Reproduce all records verbatim.
══ SUPPLIED MATERIAL ══
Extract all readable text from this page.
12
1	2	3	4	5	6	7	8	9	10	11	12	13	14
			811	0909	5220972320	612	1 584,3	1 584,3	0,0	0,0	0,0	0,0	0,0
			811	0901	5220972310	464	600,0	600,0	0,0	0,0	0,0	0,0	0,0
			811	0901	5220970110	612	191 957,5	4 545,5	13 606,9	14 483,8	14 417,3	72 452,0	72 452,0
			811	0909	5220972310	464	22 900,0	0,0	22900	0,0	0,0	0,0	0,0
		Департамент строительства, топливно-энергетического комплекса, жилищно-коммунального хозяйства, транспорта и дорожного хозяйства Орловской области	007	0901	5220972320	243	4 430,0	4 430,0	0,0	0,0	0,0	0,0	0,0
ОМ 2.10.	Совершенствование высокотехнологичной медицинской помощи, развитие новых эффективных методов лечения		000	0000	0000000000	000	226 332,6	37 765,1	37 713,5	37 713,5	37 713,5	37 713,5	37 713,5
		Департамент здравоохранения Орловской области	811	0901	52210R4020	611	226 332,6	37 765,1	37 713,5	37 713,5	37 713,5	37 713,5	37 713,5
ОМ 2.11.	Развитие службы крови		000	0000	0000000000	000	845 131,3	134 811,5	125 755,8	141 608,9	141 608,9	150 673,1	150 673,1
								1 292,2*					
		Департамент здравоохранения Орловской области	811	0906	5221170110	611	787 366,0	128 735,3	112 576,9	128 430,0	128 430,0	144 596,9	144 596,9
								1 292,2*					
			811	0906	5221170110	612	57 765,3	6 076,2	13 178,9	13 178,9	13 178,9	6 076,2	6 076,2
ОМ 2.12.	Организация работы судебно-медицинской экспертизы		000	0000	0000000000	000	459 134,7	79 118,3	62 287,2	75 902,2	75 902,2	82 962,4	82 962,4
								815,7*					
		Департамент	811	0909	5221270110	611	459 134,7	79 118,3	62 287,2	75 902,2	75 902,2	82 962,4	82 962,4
═══
§ CORRECT RESPONSE:
Extract all readable text from this page.
12
1	2	3	4	5	6	7	8	9	10	11	12	13	14
			811	0909	5220972320	612	1 584,3	1 584,3	0,0	0,0	0,0	0,0	0,0
			811	0901	5220972310	464	600,0	600,0	0,0	0,0	0,0	0,0	0,0
			811	0901	5220970110	612	191 957,5	4 545,5	13 606,9	14 483,8	14 417,3	72 452,0	72 452,0
			811	0909	5220972310	464	22 900,0	0,0	22900	0,0	0,0	0,0	0,0
		Департамент строительства, топливно-энергетического комплекса, жилищно-коммунального хозяйства, транспорта и дорожного хозяйства Орловской области	007	0901	5220972320	243	4 430,0	4 430,0	0,0	0,0	0,0	0,0	0,0
ОМ 2.10.	Совершенствование высокотехнологичной медицинской помощи, развитие новых эффективных методов лечения		000	0000	0000000000	000	226 332,6	37 765,1	37 713,5	37 713,5	37 713,5	37 713,5	37 713,5
		Департамент здравоохранения Орловской области	811	0901	52210R4020	611	226 332,6	37 765,1	37 713,5	37 713,5	37 713,5	37 713,5	37 713,5
ОМ 2.11.	Развитие службы крови		000	0000	0000000000	000	845 131,3	134 811,5	125 755,8	141 608,9	141 608,9	150 673,1	150 673,1
								1 292,2*					
		Департамент здравоохранения Орловской области	811	0906	5221170110	611	787 366,0	128 735,3	112 576,9	128 430,0	128 430,0	144 596,9	144 596,9
								1 292,2*					
			811	0906	5221170110	612	57 765,3	6 076,2	13 178,9	13 178,9	13 178,9	6 076,2	6 076,2
ОМ 2.12.	Организация работы судебно-медицинской экспертизы		000	0000	0000000000	000	459 134,7	79 118,3	62 287,2	75 902,2	75 902,2	82 962,4	82 962,4
								815,7*					
		Департамент	811	0909	5221270110	611	459 134,7	79 118,3	62 287,2	75 902,2	75 902,2	82 962,4	82 962,4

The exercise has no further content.